[Start]
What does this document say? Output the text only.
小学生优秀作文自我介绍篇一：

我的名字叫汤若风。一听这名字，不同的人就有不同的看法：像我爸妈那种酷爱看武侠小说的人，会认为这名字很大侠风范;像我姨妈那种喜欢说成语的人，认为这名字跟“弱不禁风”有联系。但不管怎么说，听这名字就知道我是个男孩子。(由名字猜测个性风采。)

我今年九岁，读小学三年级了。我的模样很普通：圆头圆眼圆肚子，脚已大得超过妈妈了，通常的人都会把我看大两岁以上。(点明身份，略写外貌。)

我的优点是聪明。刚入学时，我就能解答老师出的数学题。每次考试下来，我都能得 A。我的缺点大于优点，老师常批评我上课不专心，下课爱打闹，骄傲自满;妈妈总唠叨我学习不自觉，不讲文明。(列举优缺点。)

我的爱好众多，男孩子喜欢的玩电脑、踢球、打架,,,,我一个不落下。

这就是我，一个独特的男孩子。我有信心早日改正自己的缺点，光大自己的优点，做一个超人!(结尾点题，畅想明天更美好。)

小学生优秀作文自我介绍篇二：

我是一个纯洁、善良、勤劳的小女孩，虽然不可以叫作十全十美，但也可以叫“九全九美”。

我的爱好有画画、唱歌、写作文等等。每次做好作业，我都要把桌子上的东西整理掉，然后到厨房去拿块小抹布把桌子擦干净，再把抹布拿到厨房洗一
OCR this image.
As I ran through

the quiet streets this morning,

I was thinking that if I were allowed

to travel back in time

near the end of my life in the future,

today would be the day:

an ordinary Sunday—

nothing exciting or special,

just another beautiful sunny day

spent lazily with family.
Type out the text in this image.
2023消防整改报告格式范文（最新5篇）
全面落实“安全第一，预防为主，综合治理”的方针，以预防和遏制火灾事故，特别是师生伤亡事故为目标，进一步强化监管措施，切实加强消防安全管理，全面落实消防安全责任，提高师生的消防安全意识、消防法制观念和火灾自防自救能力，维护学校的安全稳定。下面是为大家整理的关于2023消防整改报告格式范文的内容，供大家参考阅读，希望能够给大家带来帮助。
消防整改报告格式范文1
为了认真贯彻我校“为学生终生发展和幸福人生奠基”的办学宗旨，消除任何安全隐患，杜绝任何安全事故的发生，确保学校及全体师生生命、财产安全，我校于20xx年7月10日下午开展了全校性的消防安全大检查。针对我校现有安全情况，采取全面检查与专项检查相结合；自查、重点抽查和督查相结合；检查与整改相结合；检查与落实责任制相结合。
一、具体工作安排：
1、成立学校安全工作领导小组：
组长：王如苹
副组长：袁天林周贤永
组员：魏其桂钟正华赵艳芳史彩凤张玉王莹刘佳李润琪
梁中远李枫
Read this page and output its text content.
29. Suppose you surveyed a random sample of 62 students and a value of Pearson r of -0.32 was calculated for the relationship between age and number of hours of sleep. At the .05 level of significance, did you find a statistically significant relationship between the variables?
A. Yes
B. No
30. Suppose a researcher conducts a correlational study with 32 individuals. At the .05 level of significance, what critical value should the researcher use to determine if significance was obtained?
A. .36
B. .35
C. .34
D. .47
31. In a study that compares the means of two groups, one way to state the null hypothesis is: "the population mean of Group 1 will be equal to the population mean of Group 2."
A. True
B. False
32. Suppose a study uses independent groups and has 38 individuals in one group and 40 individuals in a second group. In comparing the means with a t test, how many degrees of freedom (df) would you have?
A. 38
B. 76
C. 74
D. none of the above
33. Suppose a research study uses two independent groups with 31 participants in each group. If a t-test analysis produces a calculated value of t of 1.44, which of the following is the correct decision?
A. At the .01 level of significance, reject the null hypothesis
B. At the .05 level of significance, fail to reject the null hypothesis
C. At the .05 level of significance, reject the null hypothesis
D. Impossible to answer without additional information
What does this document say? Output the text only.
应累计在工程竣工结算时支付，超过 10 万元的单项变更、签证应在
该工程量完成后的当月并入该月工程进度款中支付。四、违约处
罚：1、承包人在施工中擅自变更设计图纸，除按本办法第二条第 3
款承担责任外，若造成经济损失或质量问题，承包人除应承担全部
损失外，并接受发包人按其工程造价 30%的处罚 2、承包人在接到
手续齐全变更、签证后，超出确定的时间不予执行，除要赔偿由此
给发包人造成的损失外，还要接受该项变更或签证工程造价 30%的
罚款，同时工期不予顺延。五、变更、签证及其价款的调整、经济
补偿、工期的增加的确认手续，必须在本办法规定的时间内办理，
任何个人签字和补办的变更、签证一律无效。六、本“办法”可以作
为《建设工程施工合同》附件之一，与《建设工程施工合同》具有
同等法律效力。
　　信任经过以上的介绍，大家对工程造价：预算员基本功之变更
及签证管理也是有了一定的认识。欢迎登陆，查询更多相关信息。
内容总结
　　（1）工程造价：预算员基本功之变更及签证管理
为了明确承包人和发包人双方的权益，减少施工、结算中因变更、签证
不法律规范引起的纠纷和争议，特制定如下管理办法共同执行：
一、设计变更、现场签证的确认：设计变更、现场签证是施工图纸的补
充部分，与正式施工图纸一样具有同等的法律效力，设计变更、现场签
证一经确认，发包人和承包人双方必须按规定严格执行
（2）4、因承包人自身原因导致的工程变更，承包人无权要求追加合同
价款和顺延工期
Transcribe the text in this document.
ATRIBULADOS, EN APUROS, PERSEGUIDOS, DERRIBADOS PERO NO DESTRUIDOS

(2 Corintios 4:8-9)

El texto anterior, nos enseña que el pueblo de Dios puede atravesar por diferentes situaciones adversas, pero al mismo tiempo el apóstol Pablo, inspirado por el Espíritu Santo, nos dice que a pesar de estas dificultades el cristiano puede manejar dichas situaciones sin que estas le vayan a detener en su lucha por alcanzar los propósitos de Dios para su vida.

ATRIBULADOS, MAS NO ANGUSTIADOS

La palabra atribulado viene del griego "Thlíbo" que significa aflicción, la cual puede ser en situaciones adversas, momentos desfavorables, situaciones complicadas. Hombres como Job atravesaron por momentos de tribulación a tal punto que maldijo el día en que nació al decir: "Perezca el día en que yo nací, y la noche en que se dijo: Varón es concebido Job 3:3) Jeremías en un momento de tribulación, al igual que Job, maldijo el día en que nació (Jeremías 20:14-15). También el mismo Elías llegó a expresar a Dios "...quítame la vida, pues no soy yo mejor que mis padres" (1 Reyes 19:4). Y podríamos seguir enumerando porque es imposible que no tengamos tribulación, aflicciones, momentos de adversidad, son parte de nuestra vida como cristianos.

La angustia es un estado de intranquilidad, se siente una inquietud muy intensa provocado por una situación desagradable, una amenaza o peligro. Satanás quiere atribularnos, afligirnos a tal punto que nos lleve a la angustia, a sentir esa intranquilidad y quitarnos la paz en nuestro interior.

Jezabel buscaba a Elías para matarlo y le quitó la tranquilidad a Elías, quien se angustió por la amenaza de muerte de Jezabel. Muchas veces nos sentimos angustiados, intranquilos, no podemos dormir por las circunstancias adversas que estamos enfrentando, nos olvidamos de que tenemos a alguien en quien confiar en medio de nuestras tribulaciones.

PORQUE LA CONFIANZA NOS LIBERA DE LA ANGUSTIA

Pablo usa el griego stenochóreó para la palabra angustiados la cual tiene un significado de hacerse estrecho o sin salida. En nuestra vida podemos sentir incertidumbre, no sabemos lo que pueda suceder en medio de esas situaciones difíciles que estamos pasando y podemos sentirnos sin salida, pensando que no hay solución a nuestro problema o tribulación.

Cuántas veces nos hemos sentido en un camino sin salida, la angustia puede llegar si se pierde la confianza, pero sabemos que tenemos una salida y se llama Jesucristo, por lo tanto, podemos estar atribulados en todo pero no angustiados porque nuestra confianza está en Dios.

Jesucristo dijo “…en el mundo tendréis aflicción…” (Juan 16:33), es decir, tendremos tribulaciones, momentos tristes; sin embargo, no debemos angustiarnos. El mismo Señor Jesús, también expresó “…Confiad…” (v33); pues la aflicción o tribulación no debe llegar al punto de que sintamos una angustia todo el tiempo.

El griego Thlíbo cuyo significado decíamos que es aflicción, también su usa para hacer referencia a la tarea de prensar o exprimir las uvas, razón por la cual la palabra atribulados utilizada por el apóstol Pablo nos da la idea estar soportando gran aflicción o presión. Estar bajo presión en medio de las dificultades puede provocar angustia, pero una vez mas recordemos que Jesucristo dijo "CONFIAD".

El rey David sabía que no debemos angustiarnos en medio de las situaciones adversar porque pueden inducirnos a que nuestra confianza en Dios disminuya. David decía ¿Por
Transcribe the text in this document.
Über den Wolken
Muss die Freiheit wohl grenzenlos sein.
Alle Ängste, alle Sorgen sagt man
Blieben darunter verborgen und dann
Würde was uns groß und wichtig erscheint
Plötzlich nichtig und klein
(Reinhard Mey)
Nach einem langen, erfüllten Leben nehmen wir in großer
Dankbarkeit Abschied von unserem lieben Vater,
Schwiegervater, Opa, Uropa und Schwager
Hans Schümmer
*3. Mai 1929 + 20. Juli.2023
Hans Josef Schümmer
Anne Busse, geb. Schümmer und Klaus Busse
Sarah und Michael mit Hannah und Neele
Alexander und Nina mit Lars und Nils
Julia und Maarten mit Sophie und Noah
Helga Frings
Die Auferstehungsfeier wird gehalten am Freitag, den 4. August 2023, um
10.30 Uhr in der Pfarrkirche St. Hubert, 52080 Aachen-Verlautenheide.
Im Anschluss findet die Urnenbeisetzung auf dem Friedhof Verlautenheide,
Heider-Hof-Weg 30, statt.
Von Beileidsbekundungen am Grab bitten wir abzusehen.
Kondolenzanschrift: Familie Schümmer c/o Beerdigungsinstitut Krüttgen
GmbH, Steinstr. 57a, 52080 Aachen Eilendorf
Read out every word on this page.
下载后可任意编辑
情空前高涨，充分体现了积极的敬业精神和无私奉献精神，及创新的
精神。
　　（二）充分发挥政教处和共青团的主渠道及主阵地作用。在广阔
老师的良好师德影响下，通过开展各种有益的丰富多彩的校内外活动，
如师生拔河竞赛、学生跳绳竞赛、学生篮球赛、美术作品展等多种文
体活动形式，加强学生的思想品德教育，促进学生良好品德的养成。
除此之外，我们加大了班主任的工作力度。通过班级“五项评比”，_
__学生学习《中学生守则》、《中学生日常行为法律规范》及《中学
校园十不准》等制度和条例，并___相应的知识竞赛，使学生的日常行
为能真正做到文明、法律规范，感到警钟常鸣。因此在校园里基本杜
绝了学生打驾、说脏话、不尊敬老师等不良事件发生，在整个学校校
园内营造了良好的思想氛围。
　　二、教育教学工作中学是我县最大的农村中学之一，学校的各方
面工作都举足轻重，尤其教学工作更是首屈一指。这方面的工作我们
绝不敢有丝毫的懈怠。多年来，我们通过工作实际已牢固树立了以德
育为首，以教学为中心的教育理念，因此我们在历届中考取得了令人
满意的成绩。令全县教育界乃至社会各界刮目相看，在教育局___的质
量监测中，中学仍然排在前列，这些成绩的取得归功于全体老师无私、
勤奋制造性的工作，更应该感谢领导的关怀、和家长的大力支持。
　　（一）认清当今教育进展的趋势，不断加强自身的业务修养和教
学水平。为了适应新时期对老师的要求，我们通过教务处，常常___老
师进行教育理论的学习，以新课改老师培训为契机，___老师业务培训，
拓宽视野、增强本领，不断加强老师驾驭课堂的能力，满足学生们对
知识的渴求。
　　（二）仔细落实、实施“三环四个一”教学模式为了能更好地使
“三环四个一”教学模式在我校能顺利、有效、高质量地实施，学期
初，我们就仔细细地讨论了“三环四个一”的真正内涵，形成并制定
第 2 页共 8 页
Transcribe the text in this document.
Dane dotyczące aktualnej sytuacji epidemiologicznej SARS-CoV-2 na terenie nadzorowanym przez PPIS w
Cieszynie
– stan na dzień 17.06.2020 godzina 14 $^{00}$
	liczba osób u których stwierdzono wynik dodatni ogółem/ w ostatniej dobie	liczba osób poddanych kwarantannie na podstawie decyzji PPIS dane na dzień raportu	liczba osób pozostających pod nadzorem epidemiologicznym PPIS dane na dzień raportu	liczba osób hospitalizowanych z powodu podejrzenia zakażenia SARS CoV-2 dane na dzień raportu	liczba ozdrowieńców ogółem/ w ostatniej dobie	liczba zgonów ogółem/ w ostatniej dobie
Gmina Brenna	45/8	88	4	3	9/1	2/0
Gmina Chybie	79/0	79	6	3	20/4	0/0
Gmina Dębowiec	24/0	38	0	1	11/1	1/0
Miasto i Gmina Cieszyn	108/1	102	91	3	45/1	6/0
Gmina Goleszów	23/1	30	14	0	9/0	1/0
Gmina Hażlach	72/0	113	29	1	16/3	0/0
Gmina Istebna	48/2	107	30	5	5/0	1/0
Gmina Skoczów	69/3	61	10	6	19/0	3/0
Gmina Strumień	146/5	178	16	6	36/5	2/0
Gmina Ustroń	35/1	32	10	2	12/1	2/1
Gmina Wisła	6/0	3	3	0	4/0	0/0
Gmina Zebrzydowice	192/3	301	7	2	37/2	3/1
[End]
Exercise task: Identify the lines that hold the word "Schümmer". Copy every one of them.

Completed exercise:
Hans Schümmer
Hans Josef Schümmer
Anne Busse, geb. Schümmer und Klaus Busse
Kondolenzanschrift: Familie Schümmer c/o Beerdigungsinstitut Krüttgen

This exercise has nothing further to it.